- MATERIALS PROVIDED

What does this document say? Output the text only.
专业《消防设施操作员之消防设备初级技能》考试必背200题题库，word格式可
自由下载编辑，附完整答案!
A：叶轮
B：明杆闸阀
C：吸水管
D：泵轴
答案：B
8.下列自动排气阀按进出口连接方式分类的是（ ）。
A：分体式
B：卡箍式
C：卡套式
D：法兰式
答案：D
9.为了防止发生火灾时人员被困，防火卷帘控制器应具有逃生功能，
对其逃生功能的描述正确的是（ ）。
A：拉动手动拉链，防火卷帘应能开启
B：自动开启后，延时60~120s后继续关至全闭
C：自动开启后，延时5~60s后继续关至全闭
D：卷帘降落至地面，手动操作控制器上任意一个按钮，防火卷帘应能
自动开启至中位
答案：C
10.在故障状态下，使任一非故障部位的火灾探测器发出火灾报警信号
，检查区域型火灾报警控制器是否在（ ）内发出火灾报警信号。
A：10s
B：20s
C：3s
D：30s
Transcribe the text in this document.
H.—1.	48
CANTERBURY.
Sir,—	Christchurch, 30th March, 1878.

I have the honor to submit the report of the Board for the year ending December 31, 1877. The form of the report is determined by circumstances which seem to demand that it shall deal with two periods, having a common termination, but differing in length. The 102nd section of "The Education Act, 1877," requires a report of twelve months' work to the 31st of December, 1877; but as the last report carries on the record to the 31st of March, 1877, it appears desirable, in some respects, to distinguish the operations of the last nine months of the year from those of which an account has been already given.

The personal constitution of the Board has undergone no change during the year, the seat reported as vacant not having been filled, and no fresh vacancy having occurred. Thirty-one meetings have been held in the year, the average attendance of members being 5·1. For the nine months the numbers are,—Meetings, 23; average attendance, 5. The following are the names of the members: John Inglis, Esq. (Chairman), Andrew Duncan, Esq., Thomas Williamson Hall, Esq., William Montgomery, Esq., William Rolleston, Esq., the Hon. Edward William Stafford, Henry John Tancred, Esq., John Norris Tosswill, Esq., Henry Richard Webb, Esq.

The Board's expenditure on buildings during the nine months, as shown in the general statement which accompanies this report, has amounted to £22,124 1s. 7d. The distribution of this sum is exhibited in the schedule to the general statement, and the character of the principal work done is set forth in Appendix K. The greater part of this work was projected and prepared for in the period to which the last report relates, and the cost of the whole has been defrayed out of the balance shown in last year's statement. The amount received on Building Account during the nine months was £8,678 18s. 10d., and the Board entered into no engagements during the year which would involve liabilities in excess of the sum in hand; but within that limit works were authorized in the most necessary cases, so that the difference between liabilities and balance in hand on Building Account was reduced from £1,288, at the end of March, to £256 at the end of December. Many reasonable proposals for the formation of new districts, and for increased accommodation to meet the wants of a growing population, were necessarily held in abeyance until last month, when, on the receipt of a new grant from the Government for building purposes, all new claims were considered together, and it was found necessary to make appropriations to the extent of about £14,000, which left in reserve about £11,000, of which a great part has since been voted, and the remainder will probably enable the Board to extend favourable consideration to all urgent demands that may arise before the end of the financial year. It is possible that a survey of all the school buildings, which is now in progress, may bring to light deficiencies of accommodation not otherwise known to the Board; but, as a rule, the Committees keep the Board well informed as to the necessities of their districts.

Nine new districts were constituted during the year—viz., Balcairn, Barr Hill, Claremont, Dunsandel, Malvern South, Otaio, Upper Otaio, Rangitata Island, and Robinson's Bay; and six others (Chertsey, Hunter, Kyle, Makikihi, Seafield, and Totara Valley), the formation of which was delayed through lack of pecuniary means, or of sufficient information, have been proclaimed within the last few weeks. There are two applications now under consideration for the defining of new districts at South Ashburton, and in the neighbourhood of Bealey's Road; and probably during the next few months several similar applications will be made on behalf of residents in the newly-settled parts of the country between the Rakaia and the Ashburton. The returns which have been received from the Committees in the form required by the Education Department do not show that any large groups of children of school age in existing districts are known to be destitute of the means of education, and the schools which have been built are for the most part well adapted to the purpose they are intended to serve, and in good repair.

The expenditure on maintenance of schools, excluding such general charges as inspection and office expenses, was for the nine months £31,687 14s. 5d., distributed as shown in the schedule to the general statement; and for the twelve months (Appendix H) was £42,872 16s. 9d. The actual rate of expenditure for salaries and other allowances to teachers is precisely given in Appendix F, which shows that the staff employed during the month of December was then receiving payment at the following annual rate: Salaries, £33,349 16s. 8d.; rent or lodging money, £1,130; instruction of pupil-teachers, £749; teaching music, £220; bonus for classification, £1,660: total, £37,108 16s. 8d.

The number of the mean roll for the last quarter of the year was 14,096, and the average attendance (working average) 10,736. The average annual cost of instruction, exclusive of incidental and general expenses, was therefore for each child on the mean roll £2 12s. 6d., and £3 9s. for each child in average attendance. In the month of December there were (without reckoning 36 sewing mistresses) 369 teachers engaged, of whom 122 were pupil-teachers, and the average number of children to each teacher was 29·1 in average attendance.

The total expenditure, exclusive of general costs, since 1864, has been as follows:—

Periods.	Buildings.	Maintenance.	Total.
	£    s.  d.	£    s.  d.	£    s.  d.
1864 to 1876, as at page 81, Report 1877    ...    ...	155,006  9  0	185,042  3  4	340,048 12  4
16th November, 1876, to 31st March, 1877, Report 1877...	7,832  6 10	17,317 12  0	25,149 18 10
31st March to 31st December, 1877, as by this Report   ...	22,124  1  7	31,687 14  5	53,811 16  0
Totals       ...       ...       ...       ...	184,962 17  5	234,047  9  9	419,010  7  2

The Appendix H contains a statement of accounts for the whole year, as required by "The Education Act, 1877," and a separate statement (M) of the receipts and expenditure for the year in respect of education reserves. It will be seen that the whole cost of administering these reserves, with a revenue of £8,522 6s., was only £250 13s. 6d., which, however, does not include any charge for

- WHAT YOU NEED TO DO
Retype all of the material, keeping each line exact.

- RESULT FOR THIS EXERCISE
What does this document say? Output the text only.
专业《消防设施操作员之消防设备初级技能》考试必背200题题库，word格式可
自由下载编辑，附完整答案!
A：叶轮
B：明杆闸阀
C：吸水管
D：泵轴
答案：B
8.下列自动排气阀按进出口连接方式分类的是（ ）。
A：分体式
B：卡箍式
C：卡套式
D：法兰式
答案：D
9.为了防止发生火灾时人员被困，防火卷帘控制器应具有逃生功能，
对其逃生功能的描述正确的是（ ）。
A：拉动手动拉链，防火卷帘应能开启
B：自动开启后，延时60~120s后继续关至全闭
C：自动开启后，延时5~60s后继续关至全闭
D：卷帘降落至地面，手动操作控制器上任意一个按钮，防火卷帘应能
自动开启至中位
答案：C
10.在故障状态下，使任一非故障部位的火灾探测器发出火灾报警信号
，检查区域型火灾报警控制器是否在（ ）内发出火灾报警信号。
A：10s
B：20s
C：3s
D：30s
Transcribe the text in this document.
H.—1.	48
CANTERBURY.
Sir,—	Christchurch, 30th March, 1878.

I have the honor to submit the report of the Board for the year ending December 31, 1877. The form of the report is determined by circumstances which seem to demand that it shall deal with two periods, having a common termination, but differing in length. The 102nd section of "The Education Act, 1877," requires a report of twelve months' work to the 31st of December, 1877; but as the last report carries on the record to the 31st of March, 1877, it appears desirable, in some respects, to distinguish the operations of the last nine months of the year from those of which an account has been already given.

The personal constitution of the Board has undergone no change during the year, the seat reported as vacant not having been filled, and no fresh vacancy having occurred. Thirty-one meetings have been held in the year, the average attendance of members being 5·1. For the nine months the numbers are,—Meetings, 23; average attendance, 5. The following are the names of the members: John Inglis, Esq. (Chairman), Andrew Duncan, Esq., Thomas Williamson Hall, Esq., William Montgomery, Esq., William Rolleston, Esq., the Hon. Edward William Stafford, Henry John Tancred, Esq., John Norris Tosswill, Esq., Henry Richard Webb, Esq.

The Board's expenditure on buildings during the nine months, as shown in the general statement which accompanies this report, has amounted to £22,124 1s. 7d. The distribution of this sum is exhibited in the schedule to the general statement, and the character of the principal work done is set forth in Appendix K. The greater part of this work was projected and prepared for in the period to which the last report relates, and the cost of the whole has been defrayed out of the balance shown in last year's statement. The amount received on Building Account during the nine months was £8,678 18s. 10d., and the Board entered into no engagements during the year which would involve liabilities in excess of the sum in hand; but within that limit works were authorized in the most necessary cases, so that the difference between liabilities and balance in hand on Building Account was reduced from £1,288, at the end of March, to £256 at the end of December. Many reasonable proposals for the formation of new districts, and for increased accommodation to meet the wants of a growing population, were necessarily held in abeyance until last month, when, on the receipt of a new grant from the Government for building purposes, all new claims were considered together, and it was found necessary to make appropriations to the extent of about £14,000, which left in reserve about £11,000, of which a great part has since been voted, and the remainder will probably enable the Board to extend favourable consideration to all urgent demands that may arise before the end of the financial year. It is possible that a survey of all the school buildings, which is now in progress, may bring to light deficiencies of accommodation not otherwise known to the Board; but, as a rule, the Committees keep the Board well informed as to the necessities of their districts.

Nine new districts were constituted during the year—viz., Balcairn, Barr Hill, Claremont, Dunsandel, Malvern South, Otaio, Upper Otaio, Rangitata Island, and Robinson's Bay; and six others (Chertsey, Hunter, Kyle, Makikihi, Seafield, and Totara Valley), the formation of which was delayed through lack of pecuniary means, or of sufficient information, have been proclaimed within the last few weeks. There are two applications now under consideration for the defining of new districts at South Ashburton, and in the neighbourhood of Bealey's Road; and probably during the next few months several similar applications will be made on behalf of residents in the newly-settled parts of the country between the Rakaia and the Ashburton. The returns which have been received from the Committees in the form required by the Education Department do not show that any large groups of children of school age in existing districts are known to be destitute of the means of education, and the schools which have been built are for the most part well adapted to the purpose they are intended to serve, and in good repair.

The expenditure on maintenance of schools, excluding such general charges as inspection and office expenses, was for the nine months £31,687 14s. 5d., distributed as shown in the schedule to the general statement; and for the twelve months (Appendix H) was £42,872 16s. 9d. The actual rate of expenditure for salaries and other allowances to teachers is precisely given in Appendix F, which shows that the staff employed during the month of December was then receiving payment at the following annual rate: Salaries, £33,349 16s. 8d.; rent or lodging money, £1,130; instruction of pupil-teachers, £749; teaching music, £220; bonus for classification, £1,660: total, £37,108 16s. 8d.

The number of the mean roll for the last quarter of the year was 14,096, and the average attendance (working average) 10,736. The average annual cost of instruction, exclusive of incidental and general expenses, was therefore for each child on the mean roll £2 12s. 6d., and £3 9s. for each child in average attendance. In the month of December there were (without reckoning 36 sewing mistresses) 369 teachers engaged, of whom 122 were pupil-teachers, and the average number of children to each teacher was 29·1 in average attendance.

The total expenditure, exclusive of general costs, since 1864, has been as follows:—

Periods.	Buildings.	Maintenance.	Total.
	£    s.  d.	£    s.  d.	£    s.  d.
1864 to 1876, as at page 81, Report 1877    ...    ...	155,006  9  0	185,042  3  4	340,048 12  4
16th November, 1876, to 31st March, 1877, Report 1877...	7,832  6 10	17,317 12  0	25,149 18 10
31st March to 31st December, 1877, as by this Report   ...	22,124  1  7	31,687 14  5	53,811 16  0
Totals       ...       ...       ...       ...	184,962 17  5	234,047  9  9	419,010  7  2

The Appendix H contains a statement of accounts for the whole year, as required by "The Education Act, 1877," and a separate statement (M) of the receipts and expenditure for the year in respect of education reserves. It will be seen that the whole cost of administering these reserves, with a revenue of £8,522 6s., was only £250 13s. 6d., which, however, does not include any charge for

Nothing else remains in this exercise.